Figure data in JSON
○ ○ ○
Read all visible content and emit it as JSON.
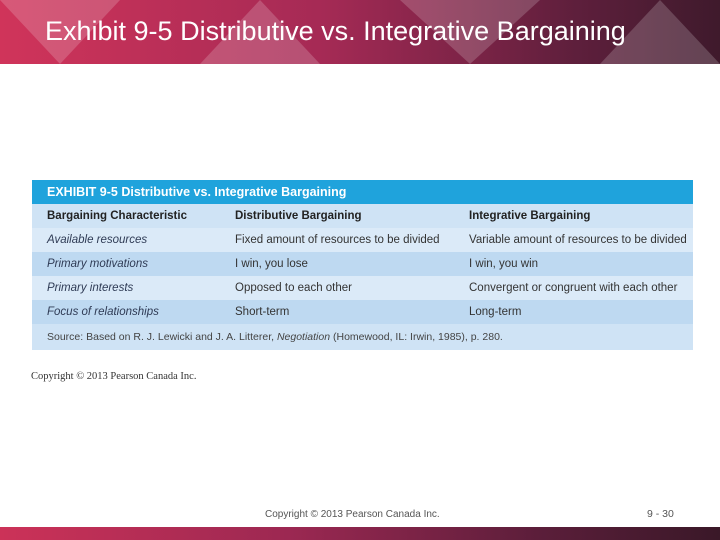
{
  "slide": {
    "title": "Exhibit 9-5 Distributive vs. Integrative Bargaining",
    "accent_color": "#c2305a",
    "dark_color": "#3f1a2c"
  },
  "exhibit": {
    "heading": "EXHIBIT 9-5  Distributive vs. Integrative Bargaining",
    "header_color": "#1fa3dc",
    "columns": [
      "Bargaining Characteristic",
      "Distributive Bargaining",
      "Integrative Bargaining"
    ],
    "rows": [
      [
        "Available resources",
        "Fixed amount of resources to be divided",
        "Variable amount of resources to be divided"
      ],
      [
        "Primary motivations",
        "I win, you lose",
        "I win, you win"
      ],
      [
        "Primary interests",
        "Opposed to each other",
        "Convergent or congruent with each other"
      ],
      [
        "Focus of relationships",
        "Short-term",
        "Long-term"
      ]
    ],
    "source": {
      "prefix": "Source: Based on R. J. Lewicki and J. A. Litterer, ",
      "book": "Negotiation",
      "suffix": " (Homewood, IL: Irwin, 1985), p. 280."
    },
    "copyright": "Copyright © 2013 Pearson Canada Inc."
  },
  "footer": {
    "copyright": "Copyright © 2013 Pearson Canada Inc.",
    "page": "9 - 30"
  }
}
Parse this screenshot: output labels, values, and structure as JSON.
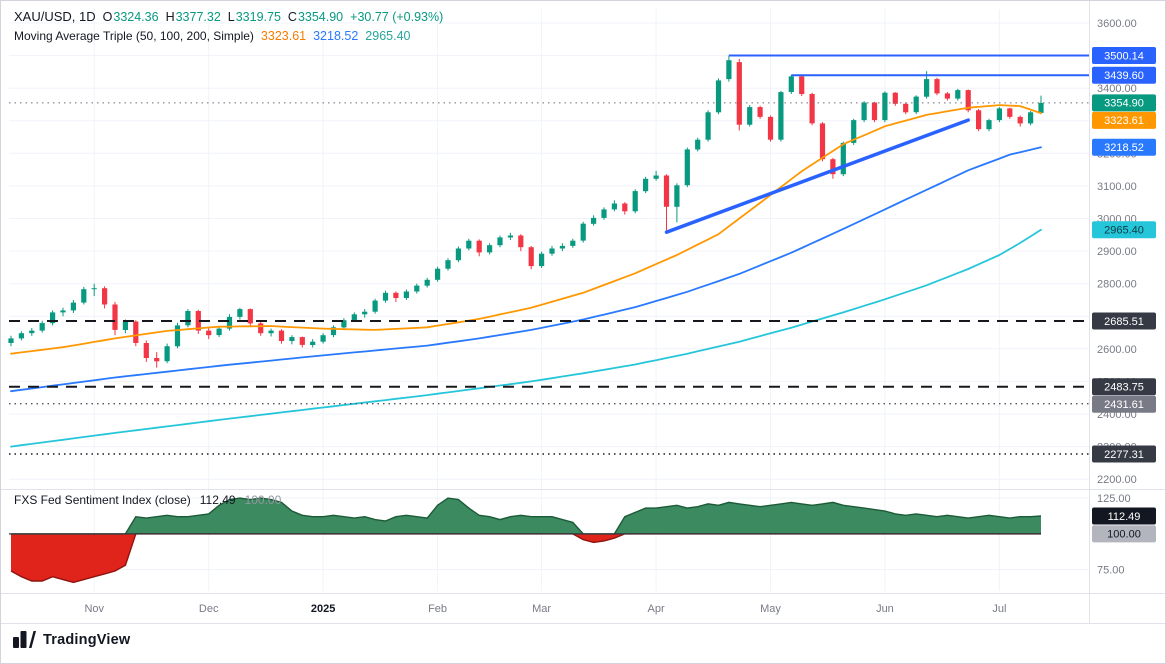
{
  "legend": {
    "symbol": "XAU/USD, 1D",
    "ohlc": [
      {
        "label": "O",
        "value": "3324.36"
      },
      {
        "label": "H",
        "value": "3377.32"
      },
      {
        "label": "L",
        "value": "3319.75"
      },
      {
        "label": "C",
        "value": "3354.90"
      }
    ],
    "change": "+30.77 (+0.93%)"
  },
  "ma_legend": {
    "title": "Moving Average Triple (50, 100, 200, Simple)",
    "values": [
      {
        "name": "SMA 50",
        "value": "3323.61",
        "color": "#F57C00"
      },
      {
        "name": "SMA 100",
        "value": "3218.52",
        "color": "#2979FF"
      },
      {
        "name": "SMA 200",
        "value": "2965.40",
        "color": "#26A69A"
      }
    ]
  },
  "sentiment_legend": {
    "title": "FXS Fed Sentiment Index (close)",
    "value": "112.49",
    "baseline": "100.00"
  },
  "footer": {
    "brand": "TradingView"
  },
  "colors": {
    "candle_up": "#089981",
    "candle_down": "#F23645",
    "level_blue": "#2962FF",
    "axis_text": "#787B86",
    "grid": "#F0F3FA"
  },
  "chart_data": [
    {
      "type": "candlestick",
      "title": "XAU/USD, 1D",
      "y_range": [
        2176,
        3643
      ],
      "y_ticks": [
        2200,
        2300,
        2400,
        2500,
        2600,
        2700,
        2800,
        2900,
        3000,
        3100,
        3200,
        3300,
        3400,
        3500,
        3600
      ],
      "x_labels": [
        {
          "label": "Nov",
          "index": 8
        },
        {
          "label": "Dec",
          "index": 19
        },
        {
          "label": "2025",
          "index": 30,
          "major": true
        },
        {
          "label": "Feb",
          "index": 41
        },
        {
          "label": "Mar",
          "index": 51
        },
        {
          "label": "Apr",
          "index": 62
        },
        {
          "label": "May",
          "index": 73
        },
        {
          "label": "Jun",
          "index": 84
        },
        {
          "label": "Jul",
          "index": 95
        }
      ],
      "candle_up_color": "#089981",
      "candle_down_color": "#F23645",
      "candles": [
        [
          2618,
          2640,
          2608,
          2632
        ],
        [
          2632,
          2654,
          2626,
          2648
        ],
        [
          2648,
          2664,
          2640,
          2656
        ],
        [
          2656,
          2686,
          2650,
          2679
        ],
        [
          2679,
          2718,
          2672,
          2712
        ],
        [
          2712,
          2726,
          2700,
          2718
        ],
        [
          2718,
          2750,
          2710,
          2742
        ],
        [
          2742,
          2790,
          2736,
          2783
        ],
        [
          2783,
          2800,
          2762,
          2786
        ],
        [
          2786,
          2792,
          2724,
          2736
        ],
        [
          2736,
          2744,
          2642,
          2658
        ],
        [
          2658,
          2690,
          2648,
          2684
        ],
        [
          2684,
          2688,
          2608,
          2618
        ],
        [
          2618,
          2626,
          2560,
          2572
        ],
        [
          2572,
          2590,
          2542,
          2562
        ],
        [
          2562,
          2616,
          2556,
          2608
        ],
        [
          2608,
          2680,
          2602,
          2672
        ],
        [
          2672,
          2722,
          2666,
          2716
        ],
        [
          2716,
          2720,
          2646,
          2656
        ],
        [
          2656,
          2664,
          2630,
          2642
        ],
        [
          2642,
          2668,
          2636,
          2662
        ],
        [
          2662,
          2706,
          2656,
          2698
        ],
        [
          2698,
          2726,
          2690,
          2722
        ],
        [
          2722,
          2724,
          2670,
          2678
        ],
        [
          2678,
          2684,
          2640,
          2648
        ],
        [
          2648,
          2662,
          2638,
          2656
        ],
        [
          2656,
          2660,
          2616,
          2624
        ],
        [
          2624,
          2642,
          2614,
          2636
        ],
        [
          2636,
          2638,
          2604,
          2612
        ],
        [
          2612,
          2630,
          2604,
          2622
        ],
        [
          2622,
          2648,
          2616,
          2642
        ],
        [
          2642,
          2672,
          2636,
          2666
        ],
        [
          2666,
          2694,
          2660,
          2688
        ],
        [
          2688,
          2712,
          2682,
          2706
        ],
        [
          2706,
          2722,
          2696,
          2714
        ],
        [
          2714,
          2754,
          2708,
          2748
        ],
        [
          2748,
          2778,
          2742,
          2772
        ],
        [
          2772,
          2776,
          2744,
          2756
        ],
        [
          2756,
          2782,
          2750,
          2776
        ],
        [
          2776,
          2800,
          2770,
          2794
        ],
        [
          2794,
          2818,
          2788,
          2812
        ],
        [
          2812,
          2852,
          2806,
          2846
        ],
        [
          2846,
          2878,
          2840,
          2872
        ],
        [
          2872,
          2914,
          2866,
          2908
        ],
        [
          2908,
          2938,
          2902,
          2932
        ],
        [
          2932,
          2936,
          2884,
          2896
        ],
        [
          2896,
          2924,
          2890,
          2918
        ],
        [
          2918,
          2948,
          2912,
          2942
        ],
        [
          2942,
          2956,
          2934,
          2948
        ],
        [
          2948,
          2952,
          2900,
          2912
        ],
        [
          2912,
          2916,
          2844,
          2854
        ],
        [
          2854,
          2898,
          2848,
          2892
        ],
        [
          2892,
          2916,
          2886,
          2908
        ],
        [
          2908,
          2924,
          2900,
          2916
        ],
        [
          2916,
          2938,
          2910,
          2932
        ],
        [
          2932,
          2990,
          2926,
          2984
        ],
        [
          2984,
          3010,
          2978,
          3002
        ],
        [
          3002,
          3034,
          2996,
          3028
        ],
        [
          3028,
          3056,
          3022,
          3046
        ],
        [
          3046,
          3050,
          3012,
          3022
        ],
        [
          3022,
          3090,
          3016,
          3084
        ],
        [
          3084,
          3128,
          3078,
          3122
        ],
        [
          3122,
          3146,
          3116,
          3132
        ],
        [
          3132,
          3136,
          2962,
          3036
        ],
        [
          3036,
          3108,
          2988,
          3102
        ],
        [
          3102,
          3218,
          3096,
          3212
        ],
        [
          3212,
          3248,
          3206,
          3242
        ],
        [
          3242,
          3332,
          3236,
          3326
        ],
        [
          3326,
          3430,
          3320,
          3424
        ],
        [
          3428,
          3500,
          3420,
          3486
        ],
        [
          3480,
          3490,
          3270,
          3288
        ],
        [
          3288,
          3348,
          3282,
          3342
        ],
        [
          3342,
          3346,
          3306,
          3312
        ],
        [
          3312,
          3316,
          3236,
          3242
        ],
        [
          3242,
          3392,
          3236,
          3388
        ],
        [
          3388,
          3440,
          3382,
          3436
        ],
        [
          3436,
          3438,
          3376,
          3382
        ],
        [
          3382,
          3386,
          3286,
          3292
        ],
        [
          3292,
          3296,
          3176,
          3182
        ],
        [
          3182,
          3186,
          3122,
          3136
        ],
        [
          3136,
          3236,
          3130,
          3232
        ],
        [
          3232,
          3306,
          3226,
          3302
        ],
        [
          3302,
          3360,
          3296,
          3356
        ],
        [
          3356,
          3358,
          3296,
          3302
        ],
        [
          3302,
          3390,
          3296,
          3386
        ],
        [
          3386,
          3388,
          3346,
          3352
        ],
        [
          3352,
          3356,
          3320,
          3326
        ],
        [
          3326,
          3378,
          3320,
          3374
        ],
        [
          3374,
          3452,
          3368,
          3428
        ],
        [
          3428,
          3432,
          3378,
          3384
        ],
        [
          3384,
          3388,
          3362,
          3368
        ],
        [
          3368,
          3398,
          3362,
          3394
        ],
        [
          3394,
          3396,
          3326,
          3332
        ],
        [
          3332,
          3336,
          3268,
          3274
        ],
        [
          3274,
          3306,
          3268,
          3302
        ],
        [
          3302,
          3342,
          3296,
          3338
        ],
        [
          3338,
          3340,
          3306,
          3312
        ],
        [
          3312,
          3316,
          3282,
          3292
        ],
        [
          3292,
          3330,
          3286,
          3326
        ],
        [
          3324.36,
          3377.32,
          3319.75,
          3354.9
        ]
      ],
      "sma_overlays": [
        {
          "period": 50,
          "color": "#FF9800",
          "last": 3323.61,
          "badge_fg": "#FFFFFF",
          "anchors": [
            [
              0,
              2585
            ],
            [
              5,
              2605
            ],
            [
              10,
              2632
            ],
            [
              15,
              2655
            ],
            [
              20,
              2668
            ],
            [
              25,
              2670
            ],
            [
              30,
              2662
            ],
            [
              35,
              2658
            ],
            [
              40,
              2666
            ],
            [
              45,
              2692
            ],
            [
              50,
              2726
            ],
            [
              55,
              2772
            ],
            [
              60,
              2832
            ],
            [
              64,
              2888
            ],
            [
              68,
              2952
            ],
            [
              72,
              3048
            ],
            [
              76,
              3145
            ],
            [
              80,
              3228
            ],
            [
              84,
              3283
            ],
            [
              88,
              3318
            ],
            [
              92,
              3340
            ],
            [
              95,
              3348
            ],
            [
              97,
              3345
            ],
            [
              99,
              3323.61
            ]
          ]
        },
        {
          "period": 100,
          "color": "#2979FF",
          "last": 3218.52,
          "badge_fg": "#FFFFFF",
          "anchors": [
            [
              0,
              2470
            ],
            [
              10,
              2512
            ],
            [
              20,
              2548
            ],
            [
              30,
              2580
            ],
            [
              40,
              2610
            ],
            [
              45,
              2632
            ],
            [
              50,
              2658
            ],
            [
              55,
              2690
            ],
            [
              60,
              2728
            ],
            [
              65,
              2775
            ],
            [
              70,
              2830
            ],
            [
              75,
              2895
            ],
            [
              80,
              2968
            ],
            [
              84,
              3028
            ],
            [
              88,
              3088
            ],
            [
              92,
              3148
            ],
            [
              96,
              3196
            ],
            [
              99,
              3218.52
            ]
          ]
        },
        {
          "period": 200,
          "color": "#26C6DA",
          "last": 2965.4,
          "badge_fg": "#0B3C42",
          "anchors": [
            [
              0,
              2300
            ],
            [
              10,
              2342
            ],
            [
              20,
              2382
            ],
            [
              30,
              2420
            ],
            [
              40,
              2458
            ],
            [
              50,
              2500
            ],
            [
              55,
              2525
            ],
            [
              60,
              2552
            ],
            [
              65,
              2585
            ],
            [
              70,
              2622
            ],
            [
              75,
              2665
            ],
            [
              80,
              2712
            ],
            [
              84,
              2752
            ],
            [
              88,
              2795
            ],
            [
              92,
              2845
            ],
            [
              95,
              2888
            ],
            [
              97,
              2925
            ],
            [
              99,
              2965.4
            ]
          ]
        }
      ],
      "levels": [
        {
          "value": 3500.14,
          "style": "solid",
          "width": 2,
          "color": "#2962FF",
          "from_index": 69,
          "badge_bg": "#2962FF",
          "badge_fg": "#FFFFFF"
        },
        {
          "value": 3439.6,
          "style": "solid",
          "width": 2,
          "color": "#2962FF",
          "from_index": 75,
          "badge_bg": "#2962FF",
          "badge_fg": "#FFFFFF"
        },
        {
          "value": 3354.9,
          "style": "dotted",
          "width": 1,
          "color": "#6A6D78",
          "from_index": 0,
          "badge_bg": "#089981",
          "badge_fg": "#FFFFFF",
          "is_price": true
        },
        {
          "value": 2685.51,
          "style": "dashed",
          "width": 2,
          "color": "#16181E",
          "from_index": 0,
          "badge_bg": "#363A45",
          "badge_fg": "#FFFFFF"
        },
        {
          "value": 2483.75,
          "style": "dashed",
          "width": 2,
          "color": "#16181E",
          "from_index": 0,
          "badge_bg": "#363A45",
          "badge_fg": "#FFFFFF"
        },
        {
          "value": 2431.61,
          "style": "dotted",
          "width": 1.4,
          "color": "#50535E",
          "from_index": 0,
          "badge_bg": "#787B86",
          "badge_fg": "#FFFFFF"
        },
        {
          "value": 2277.31,
          "style": "dotted",
          "width": 1.4,
          "color": "#16181E",
          "from_index": 0,
          "badge_bg": "#363A45",
          "badge_fg": "#FFFFFF"
        }
      ],
      "trendline": {
        "from": [
          63,
          2958
        ],
        "to": [
          92,
          3302
        ],
        "color": "#2962FF",
        "width": 3.5
      }
    },
    {
      "type": "area",
      "title": "FXS Fed Sentiment Index (close)",
      "last": 112.49,
      "baseline": 100,
      "y_range": [
        60,
        130
      ],
      "y_ticks": [
        125,
        100,
        75
      ],
      "pos_fill": "#3C8A5F",
      "pos_stroke": "#1C5B38",
      "neg_fill": "#E0241B",
      "neg_stroke": "#8F130E",
      "values": [
        74,
        70,
        67,
        67,
        70,
        68,
        66,
        68,
        70,
        72,
        74,
        78,
        112,
        111,
        112,
        113,
        112,
        112,
        113,
        114,
        120,
        124,
        125,
        124,
        125,
        124,
        122,
        116,
        113,
        112,
        112,
        113,
        112,
        111,
        112,
        110,
        109,
        112,
        113,
        112,
        111,
        120,
        125,
        124,
        118,
        113,
        112,
        110,
        112,
        113,
        112,
        112,
        112,
        110,
        108,
        96,
        94,
        95,
        97,
        112,
        115,
        118,
        118,
        119,
        120,
        118,
        119,
        121,
        120,
        122,
        121,
        120,
        119,
        120,
        121,
        122,
        121,
        120,
        121,
        122,
        120,
        119,
        118,
        117,
        116,
        114,
        113,
        114,
        113,
        112,
        113,
        112,
        111,
        112,
        113,
        112,
        111,
        112,
        112,
        112.49
      ],
      "badges": [
        {
          "value": 112.49,
          "bg": "#131722",
          "fg": "#FFFFFF"
        },
        {
          "value": 100,
          "bg": "#B2B5BE",
          "fg": "#131722"
        }
      ]
    }
  ]
}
○ ○ ○
### What you should do:
Take every line that includes the string "copyright" and copy it.

### Result for this task:
    "copyright": "Copyright © 2013 Pearson Canada Inc."
    "copyright": "Copyright © 2013 Pearson Canada Inc.",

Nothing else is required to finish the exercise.